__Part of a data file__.
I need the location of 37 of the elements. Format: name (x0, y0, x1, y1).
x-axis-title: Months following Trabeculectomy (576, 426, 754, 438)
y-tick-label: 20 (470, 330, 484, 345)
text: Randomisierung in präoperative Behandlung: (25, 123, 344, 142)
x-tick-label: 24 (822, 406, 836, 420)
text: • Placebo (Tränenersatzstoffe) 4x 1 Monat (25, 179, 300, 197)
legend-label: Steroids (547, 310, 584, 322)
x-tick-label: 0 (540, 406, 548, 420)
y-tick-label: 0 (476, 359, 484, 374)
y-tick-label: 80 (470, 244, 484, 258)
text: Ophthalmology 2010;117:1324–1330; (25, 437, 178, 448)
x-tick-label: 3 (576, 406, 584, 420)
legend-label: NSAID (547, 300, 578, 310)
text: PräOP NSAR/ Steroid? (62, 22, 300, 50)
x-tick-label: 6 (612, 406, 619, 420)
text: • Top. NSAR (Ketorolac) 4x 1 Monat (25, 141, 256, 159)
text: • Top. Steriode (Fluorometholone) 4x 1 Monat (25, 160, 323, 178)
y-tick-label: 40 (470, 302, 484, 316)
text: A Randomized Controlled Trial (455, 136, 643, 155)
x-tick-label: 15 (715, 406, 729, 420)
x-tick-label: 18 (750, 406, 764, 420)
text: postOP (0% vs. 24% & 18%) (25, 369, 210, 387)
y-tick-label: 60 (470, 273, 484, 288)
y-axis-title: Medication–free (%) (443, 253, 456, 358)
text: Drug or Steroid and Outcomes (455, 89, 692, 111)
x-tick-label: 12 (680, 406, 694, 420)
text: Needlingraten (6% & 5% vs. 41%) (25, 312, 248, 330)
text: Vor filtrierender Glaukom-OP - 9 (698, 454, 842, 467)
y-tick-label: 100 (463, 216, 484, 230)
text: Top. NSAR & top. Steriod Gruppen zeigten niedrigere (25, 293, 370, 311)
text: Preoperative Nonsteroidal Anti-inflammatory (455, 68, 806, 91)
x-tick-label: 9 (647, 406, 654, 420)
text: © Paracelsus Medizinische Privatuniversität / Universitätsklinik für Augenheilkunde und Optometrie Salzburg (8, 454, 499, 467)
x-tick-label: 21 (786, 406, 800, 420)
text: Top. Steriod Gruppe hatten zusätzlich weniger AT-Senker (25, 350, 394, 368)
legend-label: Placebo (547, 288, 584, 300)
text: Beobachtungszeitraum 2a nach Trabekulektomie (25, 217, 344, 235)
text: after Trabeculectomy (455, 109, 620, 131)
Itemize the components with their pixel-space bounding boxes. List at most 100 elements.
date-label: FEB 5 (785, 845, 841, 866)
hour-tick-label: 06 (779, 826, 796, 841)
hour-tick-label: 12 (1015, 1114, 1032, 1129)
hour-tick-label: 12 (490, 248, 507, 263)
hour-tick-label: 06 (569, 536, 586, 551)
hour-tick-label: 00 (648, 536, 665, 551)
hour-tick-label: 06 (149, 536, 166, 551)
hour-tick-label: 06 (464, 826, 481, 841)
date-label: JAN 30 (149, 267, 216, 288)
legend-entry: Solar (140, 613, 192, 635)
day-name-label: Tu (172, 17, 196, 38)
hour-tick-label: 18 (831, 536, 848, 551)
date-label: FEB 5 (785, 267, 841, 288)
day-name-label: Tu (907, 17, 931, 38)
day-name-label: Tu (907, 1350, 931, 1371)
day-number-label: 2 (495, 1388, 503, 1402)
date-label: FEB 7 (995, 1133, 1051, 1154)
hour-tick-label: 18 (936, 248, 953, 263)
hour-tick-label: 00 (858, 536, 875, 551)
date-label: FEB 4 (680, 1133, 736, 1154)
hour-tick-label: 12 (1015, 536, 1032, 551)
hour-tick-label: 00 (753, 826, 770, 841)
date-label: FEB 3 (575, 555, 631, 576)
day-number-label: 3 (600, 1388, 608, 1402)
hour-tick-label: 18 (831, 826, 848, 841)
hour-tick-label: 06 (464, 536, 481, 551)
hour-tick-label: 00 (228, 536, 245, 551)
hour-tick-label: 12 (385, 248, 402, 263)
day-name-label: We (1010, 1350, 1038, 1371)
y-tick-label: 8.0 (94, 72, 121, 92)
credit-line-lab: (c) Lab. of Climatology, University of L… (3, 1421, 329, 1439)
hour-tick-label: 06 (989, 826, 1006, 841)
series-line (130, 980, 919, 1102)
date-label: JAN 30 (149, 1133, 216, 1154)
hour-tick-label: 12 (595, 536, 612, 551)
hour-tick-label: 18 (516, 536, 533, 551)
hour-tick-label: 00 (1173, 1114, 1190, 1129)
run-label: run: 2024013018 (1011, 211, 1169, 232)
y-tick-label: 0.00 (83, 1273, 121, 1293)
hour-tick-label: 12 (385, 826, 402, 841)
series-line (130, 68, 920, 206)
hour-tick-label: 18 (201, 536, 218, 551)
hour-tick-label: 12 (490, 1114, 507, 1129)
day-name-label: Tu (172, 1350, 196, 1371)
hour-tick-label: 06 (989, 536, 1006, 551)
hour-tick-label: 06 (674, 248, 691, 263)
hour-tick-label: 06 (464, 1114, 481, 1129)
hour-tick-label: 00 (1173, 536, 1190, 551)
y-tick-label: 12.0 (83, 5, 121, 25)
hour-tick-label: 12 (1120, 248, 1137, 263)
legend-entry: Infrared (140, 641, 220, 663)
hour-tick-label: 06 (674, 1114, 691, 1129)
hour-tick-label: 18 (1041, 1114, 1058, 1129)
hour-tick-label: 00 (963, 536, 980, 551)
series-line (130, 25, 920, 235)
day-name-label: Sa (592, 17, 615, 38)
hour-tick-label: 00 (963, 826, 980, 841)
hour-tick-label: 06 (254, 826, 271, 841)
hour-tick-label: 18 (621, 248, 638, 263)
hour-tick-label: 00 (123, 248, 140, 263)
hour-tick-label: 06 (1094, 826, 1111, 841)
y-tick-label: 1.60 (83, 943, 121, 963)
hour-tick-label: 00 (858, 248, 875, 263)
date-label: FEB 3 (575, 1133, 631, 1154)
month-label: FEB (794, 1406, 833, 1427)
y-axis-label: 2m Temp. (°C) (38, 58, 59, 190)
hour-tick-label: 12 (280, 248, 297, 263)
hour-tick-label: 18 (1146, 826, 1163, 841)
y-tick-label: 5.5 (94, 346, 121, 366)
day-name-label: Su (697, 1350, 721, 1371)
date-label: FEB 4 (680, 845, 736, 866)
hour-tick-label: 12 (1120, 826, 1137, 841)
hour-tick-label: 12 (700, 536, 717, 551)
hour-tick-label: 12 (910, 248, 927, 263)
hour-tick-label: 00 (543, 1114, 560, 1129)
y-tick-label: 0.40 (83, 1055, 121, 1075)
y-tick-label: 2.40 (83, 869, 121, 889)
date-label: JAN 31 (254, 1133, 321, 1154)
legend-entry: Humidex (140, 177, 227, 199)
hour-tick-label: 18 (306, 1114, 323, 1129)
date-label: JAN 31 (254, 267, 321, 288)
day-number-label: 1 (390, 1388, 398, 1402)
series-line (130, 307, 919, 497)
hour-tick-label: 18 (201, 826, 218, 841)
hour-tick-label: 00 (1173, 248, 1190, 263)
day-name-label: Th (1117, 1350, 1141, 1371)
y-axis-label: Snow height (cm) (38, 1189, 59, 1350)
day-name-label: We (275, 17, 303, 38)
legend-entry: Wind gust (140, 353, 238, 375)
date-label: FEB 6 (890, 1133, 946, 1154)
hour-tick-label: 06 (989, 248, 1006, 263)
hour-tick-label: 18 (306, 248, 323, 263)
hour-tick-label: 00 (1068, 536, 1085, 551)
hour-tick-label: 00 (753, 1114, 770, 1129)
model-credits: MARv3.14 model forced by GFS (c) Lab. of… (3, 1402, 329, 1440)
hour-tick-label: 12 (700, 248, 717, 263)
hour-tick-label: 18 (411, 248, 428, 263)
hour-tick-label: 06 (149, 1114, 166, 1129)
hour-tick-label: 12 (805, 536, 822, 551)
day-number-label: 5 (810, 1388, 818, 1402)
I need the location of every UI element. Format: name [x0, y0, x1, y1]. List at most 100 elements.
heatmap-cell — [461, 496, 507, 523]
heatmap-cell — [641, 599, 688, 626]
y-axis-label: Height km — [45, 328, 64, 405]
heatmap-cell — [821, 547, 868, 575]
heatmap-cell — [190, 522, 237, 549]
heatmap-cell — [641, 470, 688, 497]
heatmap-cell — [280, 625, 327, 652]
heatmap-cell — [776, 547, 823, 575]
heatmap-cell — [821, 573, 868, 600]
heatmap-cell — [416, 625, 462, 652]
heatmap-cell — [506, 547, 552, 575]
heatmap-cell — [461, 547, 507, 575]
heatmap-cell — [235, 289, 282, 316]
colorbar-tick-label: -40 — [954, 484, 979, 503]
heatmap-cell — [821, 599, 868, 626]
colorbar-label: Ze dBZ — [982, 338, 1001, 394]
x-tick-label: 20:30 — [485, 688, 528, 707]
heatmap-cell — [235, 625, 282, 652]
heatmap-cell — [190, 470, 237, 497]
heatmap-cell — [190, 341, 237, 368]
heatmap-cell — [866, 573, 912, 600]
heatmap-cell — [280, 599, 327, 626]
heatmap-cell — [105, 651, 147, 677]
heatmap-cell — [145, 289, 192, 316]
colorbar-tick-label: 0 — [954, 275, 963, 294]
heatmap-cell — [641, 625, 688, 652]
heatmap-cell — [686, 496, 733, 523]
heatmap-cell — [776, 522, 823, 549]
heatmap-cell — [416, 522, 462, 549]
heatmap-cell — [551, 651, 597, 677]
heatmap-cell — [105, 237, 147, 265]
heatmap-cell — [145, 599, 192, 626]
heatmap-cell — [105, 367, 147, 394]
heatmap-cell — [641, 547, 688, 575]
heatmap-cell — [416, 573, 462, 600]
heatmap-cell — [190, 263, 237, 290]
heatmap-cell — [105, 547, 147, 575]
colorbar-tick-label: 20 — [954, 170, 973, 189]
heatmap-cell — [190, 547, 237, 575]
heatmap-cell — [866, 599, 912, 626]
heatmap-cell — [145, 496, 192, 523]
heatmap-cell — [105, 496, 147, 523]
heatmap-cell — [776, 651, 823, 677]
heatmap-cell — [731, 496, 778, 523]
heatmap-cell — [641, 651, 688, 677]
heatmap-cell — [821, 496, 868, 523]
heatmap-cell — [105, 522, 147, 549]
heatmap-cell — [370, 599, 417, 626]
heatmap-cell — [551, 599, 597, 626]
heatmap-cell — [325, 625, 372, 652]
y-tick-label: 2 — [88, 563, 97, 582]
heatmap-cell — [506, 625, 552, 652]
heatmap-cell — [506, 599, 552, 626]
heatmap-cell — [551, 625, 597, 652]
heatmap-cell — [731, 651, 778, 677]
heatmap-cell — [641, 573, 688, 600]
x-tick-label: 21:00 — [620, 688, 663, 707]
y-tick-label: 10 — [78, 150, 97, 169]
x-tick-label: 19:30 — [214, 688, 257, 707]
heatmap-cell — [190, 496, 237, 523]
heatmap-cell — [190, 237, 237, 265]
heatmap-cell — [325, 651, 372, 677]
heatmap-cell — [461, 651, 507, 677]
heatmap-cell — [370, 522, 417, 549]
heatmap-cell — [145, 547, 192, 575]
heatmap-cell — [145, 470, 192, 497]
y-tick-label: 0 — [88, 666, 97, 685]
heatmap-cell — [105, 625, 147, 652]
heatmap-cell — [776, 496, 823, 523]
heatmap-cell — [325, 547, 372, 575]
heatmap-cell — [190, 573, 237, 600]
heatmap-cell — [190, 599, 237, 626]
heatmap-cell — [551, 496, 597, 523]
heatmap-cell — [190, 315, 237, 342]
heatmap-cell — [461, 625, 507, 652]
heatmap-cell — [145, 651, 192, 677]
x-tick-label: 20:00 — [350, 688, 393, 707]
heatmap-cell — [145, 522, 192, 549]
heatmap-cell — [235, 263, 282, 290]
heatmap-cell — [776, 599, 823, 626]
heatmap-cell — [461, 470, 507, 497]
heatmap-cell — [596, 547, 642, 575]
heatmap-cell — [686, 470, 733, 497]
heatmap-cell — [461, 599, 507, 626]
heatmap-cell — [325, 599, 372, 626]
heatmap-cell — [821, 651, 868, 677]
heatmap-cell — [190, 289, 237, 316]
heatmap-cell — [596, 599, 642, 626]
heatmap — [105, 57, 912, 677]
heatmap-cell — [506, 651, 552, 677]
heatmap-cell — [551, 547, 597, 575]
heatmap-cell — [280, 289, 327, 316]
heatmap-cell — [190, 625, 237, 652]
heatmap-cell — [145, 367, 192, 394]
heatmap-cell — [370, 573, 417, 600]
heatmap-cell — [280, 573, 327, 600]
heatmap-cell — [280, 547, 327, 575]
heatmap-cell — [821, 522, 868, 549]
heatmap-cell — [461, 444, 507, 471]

__Objective__. Format the records, from the first line through the line containing "text: Ophthalmology 2010;117:1324–1330;", as a Markdown table with the columns Row and Line. Put a row number in Row and the line in Line, and leave out any blank lines.

__Result of this exercise__.
| Row | Line |
|---|---|
| 1 | I need the location of 37 of the elements. Format: name (x0, y0, x1, y1). |
| 2 | x-axis-title: Months following Trabeculectomy (576, 426, 754, 438) |
| 3 | y-tick-label: 20 (470, 330, 484, 345) |
| 4 | text: Randomisierung in präoperative Behandlung: (25, 123, 344, 142) |
| 5 | x-tick-label: 24 (822, 406, 836, 420) |
| 6 | text: • Placebo (Tränenersatzstoffe) 4x 1 Monat (25, 179, 300, 197) |
| 7 | legend-label: Steroids (547, 310, 584, 322) |
| 8 | x-tick-label: 0 (540, 406, 548, 420) |
| 9 | y-tick-label: 0 (476, 359, 484, 374) |
| 10 | y-tick-label: 80 (470, 244, 484, 258) |
| 11 | text: Ophthalmology 2010;117:1324–1330; (25, 437, 178, 448) |